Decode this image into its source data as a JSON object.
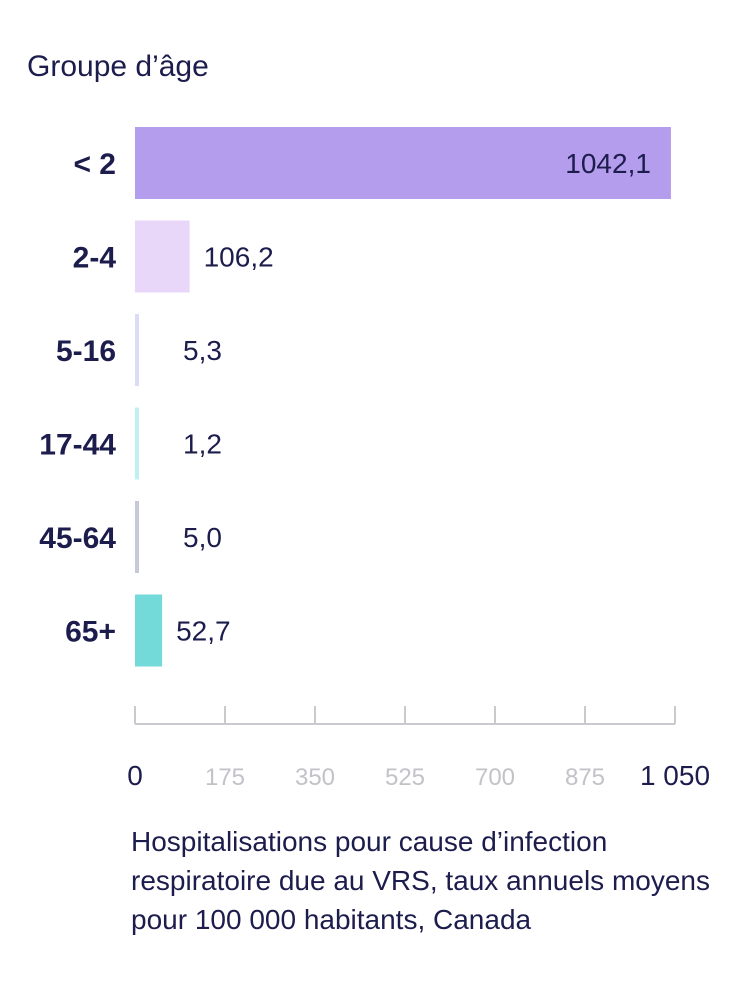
{
  "chart_data": {
    "type": "bar",
    "orientation": "horizontal",
    "ylabel": "Groupe d’âge",
    "xlabel": "Hospitalisations pour cause d’infection respiratoire due au VRS, taux annuels moyens pour 100 000 habitants, Canada",
    "categories": [
      "< 2",
      "2-4",
      "5-16",
      "17-44",
      "45-64",
      "65+"
    ],
    "values": [
      1042.1,
      106.2,
      5.3,
      1.2,
      5.0,
      52.7
    ],
    "value_labels": [
      "1042,1",
      "106,2",
      "5,3",
      "1,2",
      "5,0",
      "52,7"
    ],
    "colors": [
      "#b59ded",
      "#e8d7f8",
      "#dcdcf6",
      "#bff0f2",
      "#c5cad6",
      "#74d9d9"
    ],
    "xlim": [
      0,
      1050
    ],
    "xticks": [
      0,
      175,
      350,
      525,
      700,
      875,
      1050
    ],
    "xtick_labels": [
      "0",
      "175",
      "350",
      "525",
      "700",
      "875",
      "1 050"
    ],
    "grid": false,
    "legend": "none"
  }
}
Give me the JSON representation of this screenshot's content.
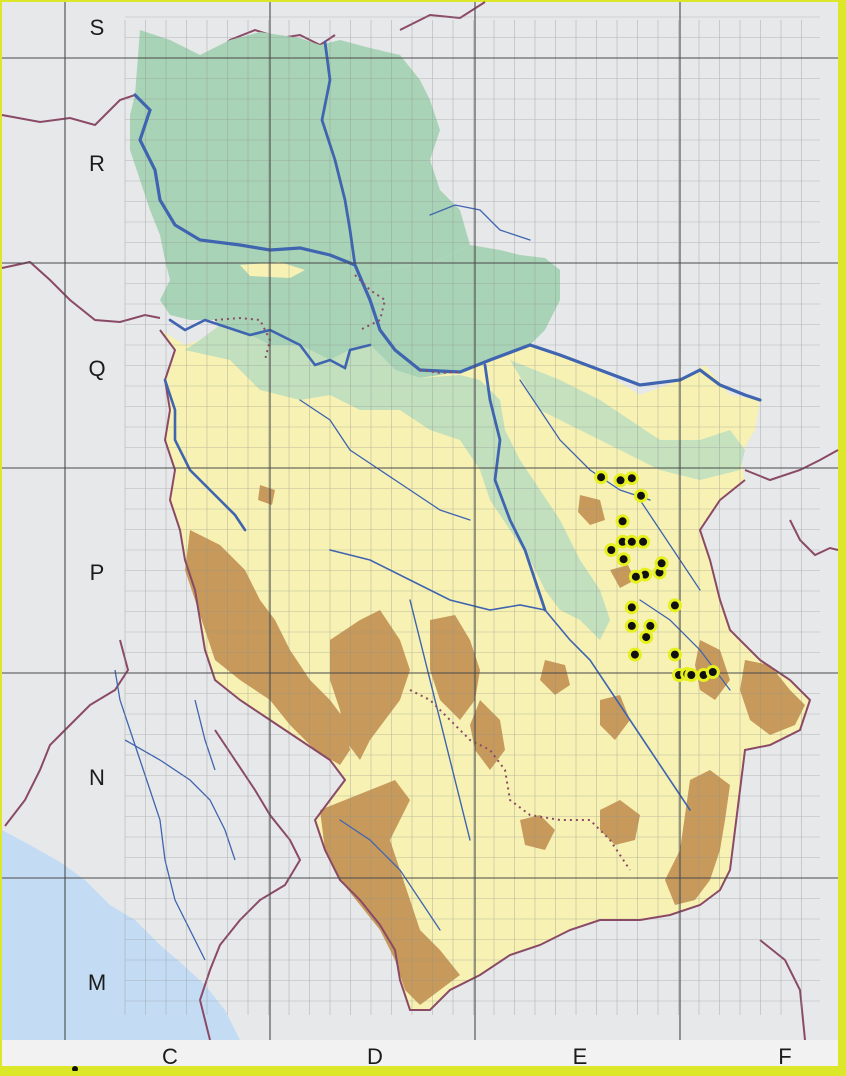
{
  "map": {
    "row_labels": [
      "S",
      "R",
      "Q",
      "P",
      "N",
      "M"
    ],
    "column_labels": [
      "C",
      "D",
      "E",
      "F"
    ],
    "colors": {
      "sea": "#c4dcf3",
      "outside_land": "#e7e8ea",
      "lowland": "#a9d3b6",
      "upland": "#f7f2b3",
      "mountain": "#c79a5c",
      "river": "#3f64b0",
      "border": "#8a4a66",
      "grid": "#4a4a4a",
      "marker_fill": "#101010",
      "marker_ring": "#e6f01f",
      "frame": "#dde72a"
    },
    "occurrence_markers": [
      {
        "col": 2.615,
        "row": 3.595
      },
      {
        "col": 2.71,
        "row": 3.61
      },
      {
        "col": 2.765,
        "row": 3.6
      },
      {
        "col": 2.81,
        "row": 3.685
      },
      {
        "col": 2.72,
        "row": 3.81
      },
      {
        "col": 2.72,
        "row": 3.91
      },
      {
        "col": 2.765,
        "row": 3.91
      },
      {
        "col": 2.82,
        "row": 3.91
      },
      {
        "col": 2.665,
        "row": 3.95
      },
      {
        "col": 2.725,
        "row": 3.995
      },
      {
        "col": 2.83,
        "row": 4.07
      },
      {
        "col": 2.785,
        "row": 4.08
      },
      {
        "col": 2.9,
        "row": 4.06
      },
      {
        "col": 2.91,
        "row": 4.015
      },
      {
        "col": 2.765,
        "row": 4.23
      },
      {
        "col": 2.765,
        "row": 4.32
      },
      {
        "col": 2.855,
        "row": 4.32
      },
      {
        "col": 2.835,
        "row": 4.375
      },
      {
        "col": 2.975,
        "row": 4.22
      },
      {
        "col": 2.78,
        "row": 4.46
      },
      {
        "col": 2.975,
        "row": 4.46
      },
      {
        "col": 2.995,
        "row": 4.56
      },
      {
        "col": 3.035,
        "row": 4.555
      },
      {
        "col": 3.055,
        "row": 4.56
      },
      {
        "col": 3.115,
        "row": 4.56
      },
      {
        "col": 3.16,
        "row": 4.545
      }
    ]
  }
}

+++

What the task asks -> Leave the images out and output the remaining material exactly as it stands.

Solution for this exercise ->
Decode this image into its source data as a JSON object.
{
  "chart_data": {
    "type": "bar",
    "orientation": "horizontal",
    "ylabel": "Groupe d’âge",
    "xlabel": "Hospitalisations pour cause d’infection respiratoire due au VRS, taux annuels moyens pour 100 000 habitants, Canada",
    "categories": [
      "< 2",
      "2-4",
      "5-16",
      "17-44",
      "45-64",
      "65+"
    ],
    "values": [
      1042.1,
      106.2,
      5.3,
      1.2,
      5.0,
      52.7
    ],
    "value_labels": [
      "1042,1",
      "106,2",
      "5,3",
      "1,2",
      "5,0",
      "52,7"
    ],
    "colors": [
      "#b59ded",
      "#e8d7f8",
      "#dcdcf6",
      "#bff0f2",
      "#c5cad6",
      "#74d9d9"
    ],
    "xlim": [
      0,
      1050
    ],
    "xticks": [
      0,
      175,
      350,
      525,
      700,
      875,
      1050
    ],
    "xtick_labels": [
      "0",
      "175",
      "350",
      "525",
      "700",
      "875",
      "1 050"
    ],
    "grid": false,
    "legend": "none"
  }
}
Give me the JSON representation of this screenshot's content.
{
  "map": {
    "row_labels": [
      "S",
      "R",
      "Q",
      "P",
      "N",
      "M"
    ],
    "column_labels": [
      "C",
      "D",
      "E",
      "F"
    ],
    "colors": {
      "sea": "#c4dcf3",
      "outside_land": "#e7e8ea",
      "lowland": "#a9d3b6",
      "upland": "#f7f2b3",
      "mountain": "#c79a5c",
      "river": "#3f64b0",
      "border": "#8a4a66",
      "grid": "#4a4a4a",
      "marker_fill": "#101010",
      "marker_ring": "#e6f01f",
      "frame": "#dde72a"
    },
    "occurrence_markers": [
      {
        "col": 2.615,
        "row": 3.595
      },
      {
        "col": 2.71,
        "row": 3.61
      },
      {
        "col": 2.765,
        "row": 3.6
      },
      {
        "col": 2.81,
        "row": 3.685
      },
      {
        "col": 2.72,
        "row": 3.81
      },
      {
        "col": 2.72,
        "row": 3.91
      },
      {
        "col": 2.765,
        "row": 3.91
      },
      {
        "col": 2.82,
        "row": 3.91
      },
      {
        "col": 2.665,
        "row": 3.95
      },
      {
        "col": 2.725,
        "row": 3.995
      },
      {
        "col": 2.83,
        "row": 4.07
      },
      {
        "col": 2.785,
        "row": 4.08
      },
      {
        "col": 2.9,
        "row": 4.06
      },
      {
        "col": 2.91,
        "row": 4.015
      },
      {
        "col": 2.765,
        "row": 4.23
      },
      {
        "col": 2.765,
        "row": 4.32
      },
      {
        "col": 2.855,
        "row": 4.32
      },
      {
        "col": 2.835,
        "row": 4.375
      },
      {
        "col": 2.975,
        "row": 4.22
      },
      {
        "col": 2.78,
        "row": 4.46
      },
      {
        "col": 2.975,
        "row": 4.46
      },
      {
        "col": 2.995,
        "row": 4.56
      },
      {
        "col": 3.035,
        "row": 4.555
      },
      {
        "col": 3.055,
        "row": 4.56
      },
      {
        "col": 3.115,
        "row": 4.56
      },
      {
        "col": 3.16,
        "row": 4.545
      }
    ]
  }
}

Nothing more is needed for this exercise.